**What the task requires:**
Set down each line of the data below exactly as it stands, dropping the pictures.

▶

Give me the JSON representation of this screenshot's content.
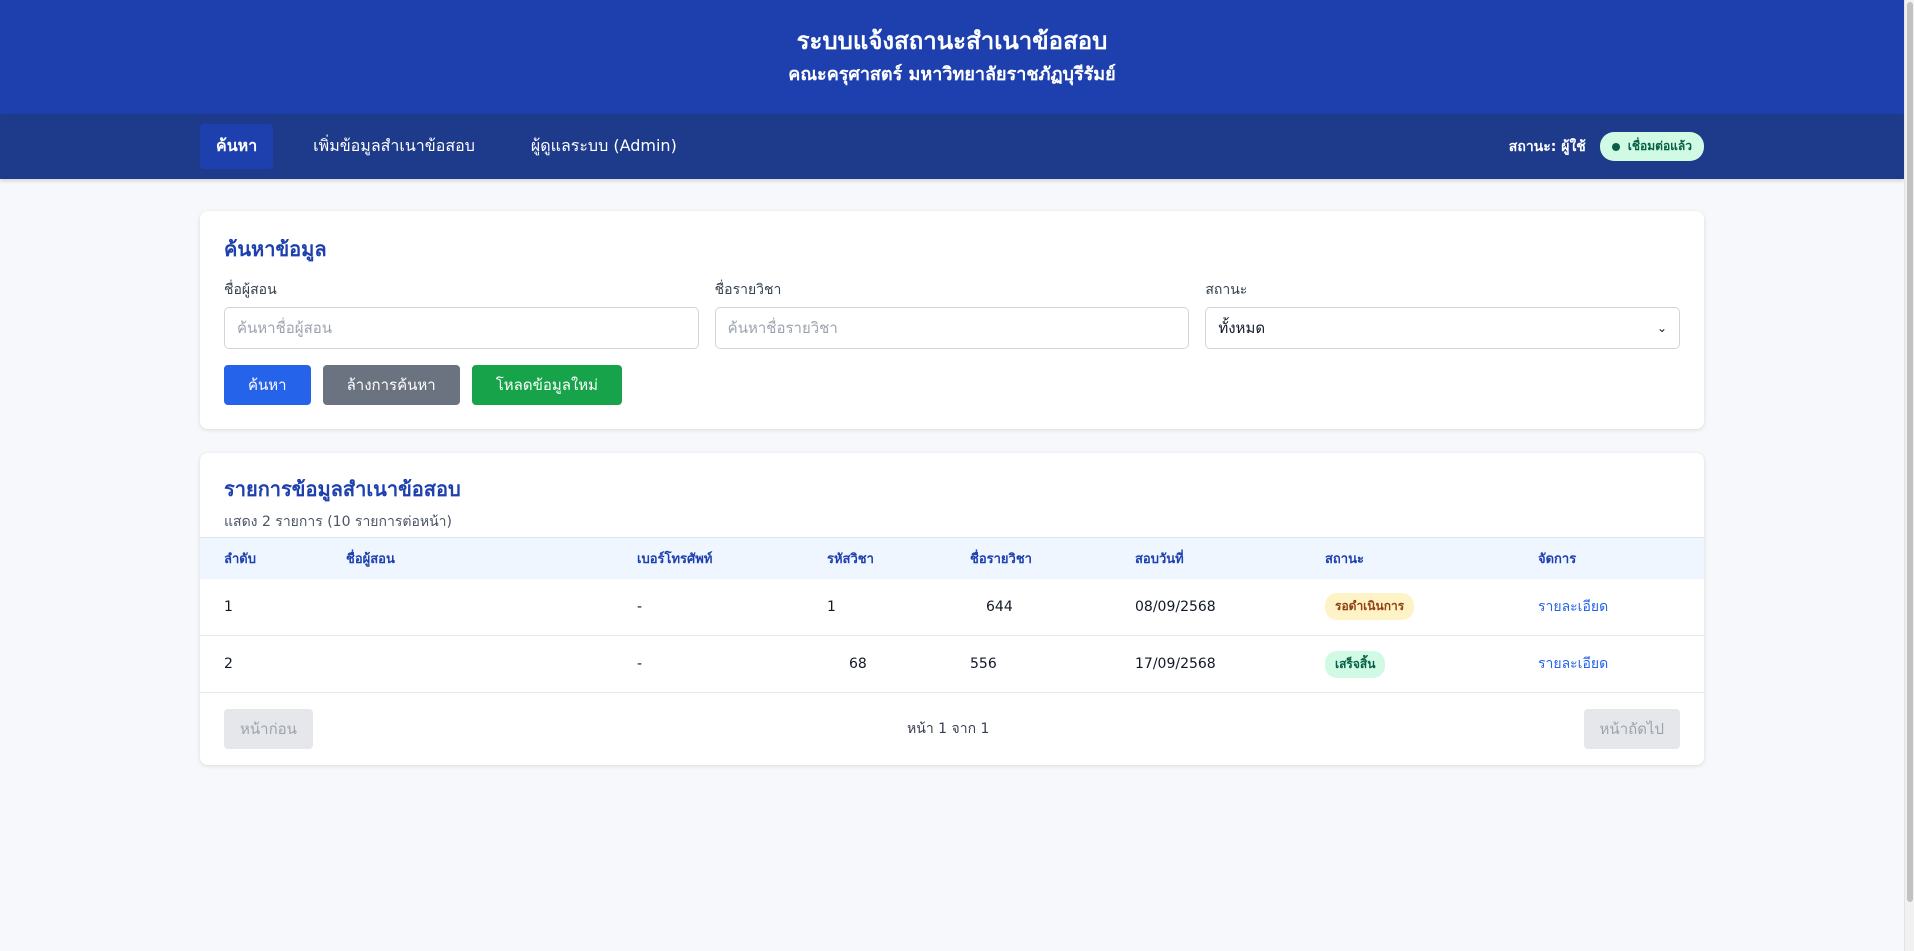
{
  "header": {
    "title": "ระบบแจ้งสถานะสำเนาข้อสอบ",
    "subtitle": "คณะครุศาสตร์ มหาวิทยาลัยราชภัฏบุรีรัมย์"
  },
  "nav": {
    "items": [
      {
        "label": "ค้นหา",
        "active": true
      },
      {
        "label": "เพิ่มข้อมูลสำเนาข้อสอบ",
        "active": false
      },
      {
        "label": "ผู้ดูแลระบบ (Admin)",
        "active": false
      }
    ],
    "status_label": "สถานะ: ผู้ใช้",
    "connection_badge": "เชื่อมต่อแล้ว"
  },
  "search": {
    "title": "ค้นหาข้อมูล",
    "instructor_label": "ชื่อผู้สอน",
    "instructor_placeholder": "ค้นหาชื่อผู้สอน",
    "subject_label": "ชื่อรายวิชา",
    "subject_placeholder": "ค้นหาชื่อรายวิชา",
    "status_label": "สถานะ",
    "status_selected": "ทั้งหมด",
    "search_button": "ค้นหา",
    "clear_button": "ล้างการค้นหา",
    "reload_button": "โหลดข้อมูลใหม่"
  },
  "list": {
    "title": "รายการข้อมูลสำเนาข้อสอบ",
    "summary": "แสดง 2 รายการ (10 รายการต่อหน้า)",
    "columns": [
      "ลำดับ",
      "ชื่อผู้สอน",
      "เบอร์โทรศัพท์",
      "รหัสวิชา",
      "ชื่อรายวิชา",
      "สอบวันที่",
      "สถานะ",
      "จัดการ"
    ],
    "rows": [
      {
        "no": "1",
        "instructor": "",
        "phone": "-",
        "code": "1",
        "subject": "644",
        "date": "08/09/2568",
        "status": "รอดำเนินการ",
        "status_kind": "pending",
        "action": "รายละเอียด"
      },
      {
        "no": "2",
        "instructor": "",
        "phone": "-",
        "code": "68",
        "subject": "556",
        "date": "17/09/2568",
        "status": "เสร็จสิ้น",
        "status_kind": "done",
        "action": "รายละเอียด"
      }
    ],
    "prev_button": "หน้าก่อน",
    "page_info": "หน้า 1 จาก 1",
    "next_button": "หน้าถัดไป"
  },
  "colors": {
    "primary": "#1e40af",
    "nav": "#1e3a8a",
    "accent_blue": "#2563eb",
    "accent_green": "#16a34a",
    "gray_button": "#6b7280"
  }
}
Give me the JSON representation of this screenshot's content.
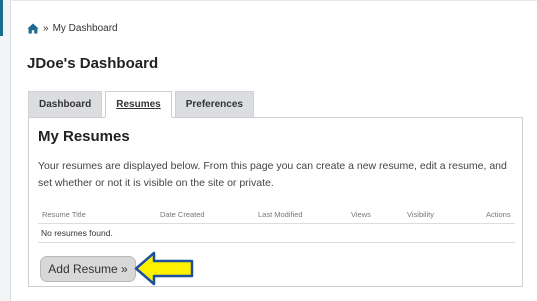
{
  "breadcrumb": {
    "separator": "»",
    "current": "My Dashboard"
  },
  "page": {
    "title": "JDoe's Dashboard"
  },
  "tabs": [
    {
      "label": "Dashboard",
      "active": false
    },
    {
      "label": "Resumes",
      "active": true
    },
    {
      "label": "Preferences",
      "active": false
    }
  ],
  "resumes": {
    "title": "My Resumes",
    "intro": "Your resumes are displayed below. From this page you can create a new resume, edit a resume, and set whether or not it is visible on the site or private.",
    "columns": [
      "Resume Title",
      "Date Created",
      "Last Modified",
      "Views",
      "Visibility",
      "Actions"
    ],
    "empty_message": "No resumes found.",
    "add_button": "Add Resume »"
  },
  "colors": {
    "icon": "#1d6b8d",
    "arrow_fill": "#fff200",
    "arrow_stroke": "#1f4fa0"
  },
  "icons": {
    "home": "home-icon",
    "pointer": "arrow-left-icon"
  }
}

◀

**Full response:**
Give me the JSON representation of this screenshot's content.
{
  "header": {
    "title": "ระบบแจ้งสถานะสำเนาข้อสอบ",
    "subtitle": "คณะครุศาสตร์ มหาวิทยาลัยราชภัฏบุรีรัมย์"
  },
  "nav": {
    "items": [
      {
        "label": "ค้นหา",
        "active": true
      },
      {
        "label": "เพิ่มข้อมูลสำเนาข้อสอบ",
        "active": false
      },
      {
        "label": "ผู้ดูแลระบบ (Admin)",
        "active": false
      }
    ],
    "status_label": "สถานะ: ผู้ใช้",
    "connection_badge": "เชื่อมต่อแล้ว"
  },
  "search": {
    "title": "ค้นหาข้อมูล",
    "instructor_label": "ชื่อผู้สอน",
    "instructor_placeholder": "ค้นหาชื่อผู้สอน",
    "subject_label": "ชื่อรายวิชา",
    "subject_placeholder": "ค้นหาชื่อรายวิชา",
    "status_label": "สถานะ",
    "status_selected": "ทั้งหมด",
    "search_button": "ค้นหา",
    "clear_button": "ล้างการค้นหา",
    "reload_button": "โหลดข้อมูลใหม่"
  },
  "list": {
    "title": "รายการข้อมูลสำเนาข้อสอบ",
    "summary": "แสดง 2 รายการ (10 รายการต่อหน้า)",
    "columns": [
      "ลำดับ",
      "ชื่อผู้สอน",
      "เบอร์โทรศัพท์",
      "รหัสวิชา",
      "ชื่อรายวิชา",
      "สอบวันที่",
      "สถานะ",
      "จัดการ"
    ],
    "rows": [
      {
        "no": "1",
        "instructor": "",
        "phone": "-",
        "code": "1",
        "subject": "644",
        "date": "08/09/2568",
        "status": "รอดำเนินการ",
        "status_kind": "pending",
        "action": "รายละเอียด"
      },
      {
        "no": "2",
        "instructor": "",
        "phone": "-",
        "code": "68",
        "subject": "556",
        "date": "17/09/2568",
        "status": "เสร็จสิ้น",
        "status_kind": "done",
        "action": "รายละเอียด"
      }
    ],
    "prev_button": "หน้าก่อน",
    "page_info": "หน้า 1 จาก 1",
    "next_button": "หน้าถัดไป"
  },
  "colors": {
    "primary": "#1e40af",
    "nav": "#1e3a8a",
    "accent_blue": "#2563eb",
    "accent_green": "#16a34a",
    "gray_button": "#6b7280"
  }
}
Give me the JSON representation of this screenshot's content.
{
  "breadcrumb": {
    "separator": "»",
    "current": "My Dashboard"
  },
  "page": {
    "title": "JDoe's Dashboard"
  },
  "tabs": [
    {
      "label": "Dashboard",
      "active": false
    },
    {
      "label": "Resumes",
      "active": true
    },
    {
      "label": "Preferences",
      "active": false
    }
  ],
  "resumes": {
    "title": "My Resumes",
    "intro": "Your resumes are displayed below. From this page you can create a new resume, edit a resume, and set whether or not it is visible on the site or private.",
    "columns": [
      "Resume Title",
      "Date Created",
      "Last Modified",
      "Views",
      "Visibility",
      "Actions"
    ],
    "empty_message": "No resumes found.",
    "add_button": "Add Resume »"
  },
  "colors": {
    "icon": "#1d6b8d",
    "arrow_fill": "#fff200",
    "arrow_stroke": "#1f4fa0"
  },
  "icons": {
    "home": "home-icon",
    "pointer": "arrow-left-icon"
  }
}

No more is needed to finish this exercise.